- _What to produce_:
Locate all lines with the word "Leave". Copy them.

- _Records from a data source_:
◇ ◇ ◇
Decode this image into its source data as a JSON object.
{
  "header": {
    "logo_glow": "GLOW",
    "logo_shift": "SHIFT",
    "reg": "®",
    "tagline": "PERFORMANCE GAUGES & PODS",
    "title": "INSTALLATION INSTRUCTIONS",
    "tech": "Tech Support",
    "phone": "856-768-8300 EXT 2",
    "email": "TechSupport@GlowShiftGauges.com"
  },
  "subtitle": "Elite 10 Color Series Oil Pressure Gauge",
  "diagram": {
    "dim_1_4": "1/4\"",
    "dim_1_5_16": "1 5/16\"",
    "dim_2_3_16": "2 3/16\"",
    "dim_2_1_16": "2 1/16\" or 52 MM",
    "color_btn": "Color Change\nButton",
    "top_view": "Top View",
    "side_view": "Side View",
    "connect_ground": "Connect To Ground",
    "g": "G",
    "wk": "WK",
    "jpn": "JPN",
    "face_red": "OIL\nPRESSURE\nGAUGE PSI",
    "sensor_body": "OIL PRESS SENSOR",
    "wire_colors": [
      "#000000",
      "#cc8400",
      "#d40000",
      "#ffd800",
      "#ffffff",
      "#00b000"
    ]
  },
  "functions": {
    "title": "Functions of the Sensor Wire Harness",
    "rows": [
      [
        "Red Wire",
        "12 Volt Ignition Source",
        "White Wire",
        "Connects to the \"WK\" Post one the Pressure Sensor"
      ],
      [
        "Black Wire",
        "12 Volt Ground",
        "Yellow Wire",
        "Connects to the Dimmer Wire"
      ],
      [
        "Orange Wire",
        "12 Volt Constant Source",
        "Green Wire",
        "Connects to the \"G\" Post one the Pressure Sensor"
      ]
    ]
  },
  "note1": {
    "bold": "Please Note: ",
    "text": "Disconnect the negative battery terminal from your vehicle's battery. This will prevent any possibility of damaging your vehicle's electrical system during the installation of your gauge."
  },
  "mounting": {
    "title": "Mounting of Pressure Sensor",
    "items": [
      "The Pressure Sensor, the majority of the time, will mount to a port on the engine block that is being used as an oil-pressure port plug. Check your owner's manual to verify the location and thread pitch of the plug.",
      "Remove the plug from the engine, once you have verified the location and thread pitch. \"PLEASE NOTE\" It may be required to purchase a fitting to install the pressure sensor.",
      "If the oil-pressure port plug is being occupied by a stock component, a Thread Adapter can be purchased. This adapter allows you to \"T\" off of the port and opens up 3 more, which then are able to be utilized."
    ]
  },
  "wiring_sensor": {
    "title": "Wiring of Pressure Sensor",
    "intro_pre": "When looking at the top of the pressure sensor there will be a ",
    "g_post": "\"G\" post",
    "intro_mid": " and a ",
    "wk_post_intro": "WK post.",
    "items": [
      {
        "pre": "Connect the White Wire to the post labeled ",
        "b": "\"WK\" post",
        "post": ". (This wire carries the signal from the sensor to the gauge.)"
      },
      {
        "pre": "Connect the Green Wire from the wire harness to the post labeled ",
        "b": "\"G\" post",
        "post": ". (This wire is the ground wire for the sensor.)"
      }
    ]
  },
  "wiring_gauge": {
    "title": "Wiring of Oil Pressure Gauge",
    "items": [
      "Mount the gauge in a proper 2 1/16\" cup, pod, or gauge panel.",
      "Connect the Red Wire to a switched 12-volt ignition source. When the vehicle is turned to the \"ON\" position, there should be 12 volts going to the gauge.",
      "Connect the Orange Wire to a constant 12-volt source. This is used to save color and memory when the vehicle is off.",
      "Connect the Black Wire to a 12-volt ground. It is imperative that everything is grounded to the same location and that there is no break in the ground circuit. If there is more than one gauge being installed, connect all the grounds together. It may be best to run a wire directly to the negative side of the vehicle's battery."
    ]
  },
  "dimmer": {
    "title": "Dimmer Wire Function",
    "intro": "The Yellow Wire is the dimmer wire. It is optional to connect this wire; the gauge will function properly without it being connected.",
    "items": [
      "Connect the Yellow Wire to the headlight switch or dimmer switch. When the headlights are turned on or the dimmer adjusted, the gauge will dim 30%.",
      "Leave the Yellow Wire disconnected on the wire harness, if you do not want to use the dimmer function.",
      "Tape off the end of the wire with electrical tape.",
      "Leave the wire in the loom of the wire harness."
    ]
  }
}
◇ ◇ ◇
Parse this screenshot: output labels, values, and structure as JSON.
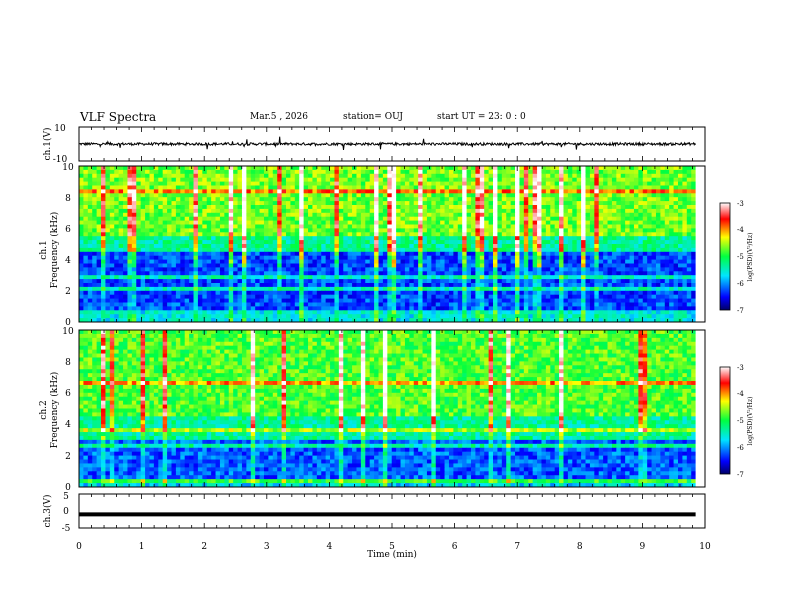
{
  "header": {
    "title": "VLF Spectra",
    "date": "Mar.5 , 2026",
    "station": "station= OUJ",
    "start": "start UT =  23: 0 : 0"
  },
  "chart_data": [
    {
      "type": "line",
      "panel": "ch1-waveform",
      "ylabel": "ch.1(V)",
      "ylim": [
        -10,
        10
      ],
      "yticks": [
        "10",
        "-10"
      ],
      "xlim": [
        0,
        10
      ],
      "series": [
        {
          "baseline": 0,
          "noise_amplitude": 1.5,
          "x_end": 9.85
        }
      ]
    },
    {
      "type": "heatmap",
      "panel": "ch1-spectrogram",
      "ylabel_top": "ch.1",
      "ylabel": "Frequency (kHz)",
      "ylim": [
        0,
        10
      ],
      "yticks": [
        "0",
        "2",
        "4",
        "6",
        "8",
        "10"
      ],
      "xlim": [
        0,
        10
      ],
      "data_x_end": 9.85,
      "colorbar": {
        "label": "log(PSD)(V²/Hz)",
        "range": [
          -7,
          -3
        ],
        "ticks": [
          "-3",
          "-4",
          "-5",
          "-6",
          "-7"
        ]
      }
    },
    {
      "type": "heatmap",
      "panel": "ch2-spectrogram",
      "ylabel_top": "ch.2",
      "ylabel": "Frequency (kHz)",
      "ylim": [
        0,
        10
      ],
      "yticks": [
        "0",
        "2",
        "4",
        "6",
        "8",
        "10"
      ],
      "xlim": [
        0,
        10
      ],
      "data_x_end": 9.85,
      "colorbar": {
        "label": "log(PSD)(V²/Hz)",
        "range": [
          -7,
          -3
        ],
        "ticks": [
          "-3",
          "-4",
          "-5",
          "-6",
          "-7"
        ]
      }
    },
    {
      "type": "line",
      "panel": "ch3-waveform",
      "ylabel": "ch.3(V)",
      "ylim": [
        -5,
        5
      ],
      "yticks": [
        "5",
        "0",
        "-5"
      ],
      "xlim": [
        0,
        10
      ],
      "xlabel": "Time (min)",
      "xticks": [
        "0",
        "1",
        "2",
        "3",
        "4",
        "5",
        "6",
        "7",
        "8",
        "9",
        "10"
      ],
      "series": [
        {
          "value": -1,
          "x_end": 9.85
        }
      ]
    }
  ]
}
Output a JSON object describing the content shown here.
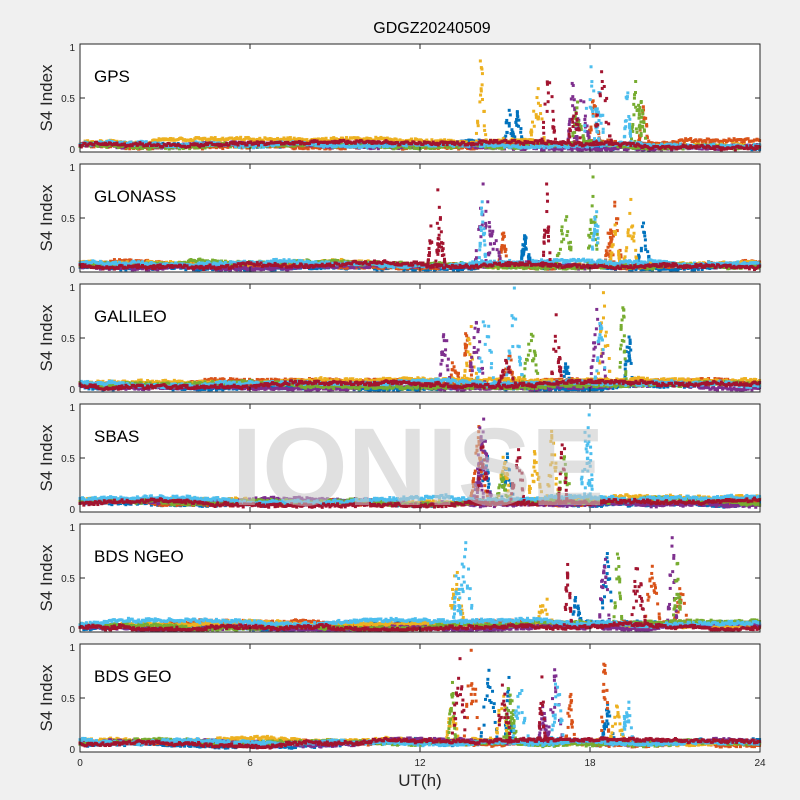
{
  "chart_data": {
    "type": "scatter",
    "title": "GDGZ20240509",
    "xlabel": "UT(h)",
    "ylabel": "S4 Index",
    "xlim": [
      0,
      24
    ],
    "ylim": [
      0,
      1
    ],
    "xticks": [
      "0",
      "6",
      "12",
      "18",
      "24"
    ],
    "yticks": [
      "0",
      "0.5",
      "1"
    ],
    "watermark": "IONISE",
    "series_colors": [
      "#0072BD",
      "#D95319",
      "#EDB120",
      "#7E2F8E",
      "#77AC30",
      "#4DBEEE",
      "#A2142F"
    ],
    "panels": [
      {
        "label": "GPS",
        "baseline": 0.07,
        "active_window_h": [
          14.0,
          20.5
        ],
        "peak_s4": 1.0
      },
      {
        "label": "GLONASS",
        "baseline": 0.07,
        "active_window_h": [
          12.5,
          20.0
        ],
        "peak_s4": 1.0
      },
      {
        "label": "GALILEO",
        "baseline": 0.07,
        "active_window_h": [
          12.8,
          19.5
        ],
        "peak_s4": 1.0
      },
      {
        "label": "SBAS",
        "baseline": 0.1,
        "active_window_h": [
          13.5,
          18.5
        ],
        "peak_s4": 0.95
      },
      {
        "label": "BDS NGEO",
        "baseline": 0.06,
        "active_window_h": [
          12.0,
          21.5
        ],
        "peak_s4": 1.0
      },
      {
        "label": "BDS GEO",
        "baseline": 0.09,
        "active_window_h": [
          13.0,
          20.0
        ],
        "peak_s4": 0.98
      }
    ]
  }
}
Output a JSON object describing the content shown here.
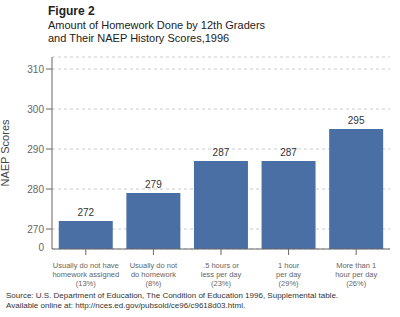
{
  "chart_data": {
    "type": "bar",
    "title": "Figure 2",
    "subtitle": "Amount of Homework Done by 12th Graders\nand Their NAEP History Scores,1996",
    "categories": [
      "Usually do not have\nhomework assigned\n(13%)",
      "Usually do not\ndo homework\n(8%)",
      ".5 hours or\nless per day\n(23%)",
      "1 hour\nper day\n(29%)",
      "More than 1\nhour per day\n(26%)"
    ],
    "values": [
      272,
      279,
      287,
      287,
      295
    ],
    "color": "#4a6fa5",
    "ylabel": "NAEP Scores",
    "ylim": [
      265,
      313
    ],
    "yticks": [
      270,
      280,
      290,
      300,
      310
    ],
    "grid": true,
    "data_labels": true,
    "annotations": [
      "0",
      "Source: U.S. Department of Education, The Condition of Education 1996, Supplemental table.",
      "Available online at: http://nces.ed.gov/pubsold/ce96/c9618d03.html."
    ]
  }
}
◇ ◇ ◇
- _Solution_:
      "Leave the Yellow Wire disconnected on the wire harness, if you do not want to use the dimmer function.",
      "Leave the wire in the loom of the wire harness."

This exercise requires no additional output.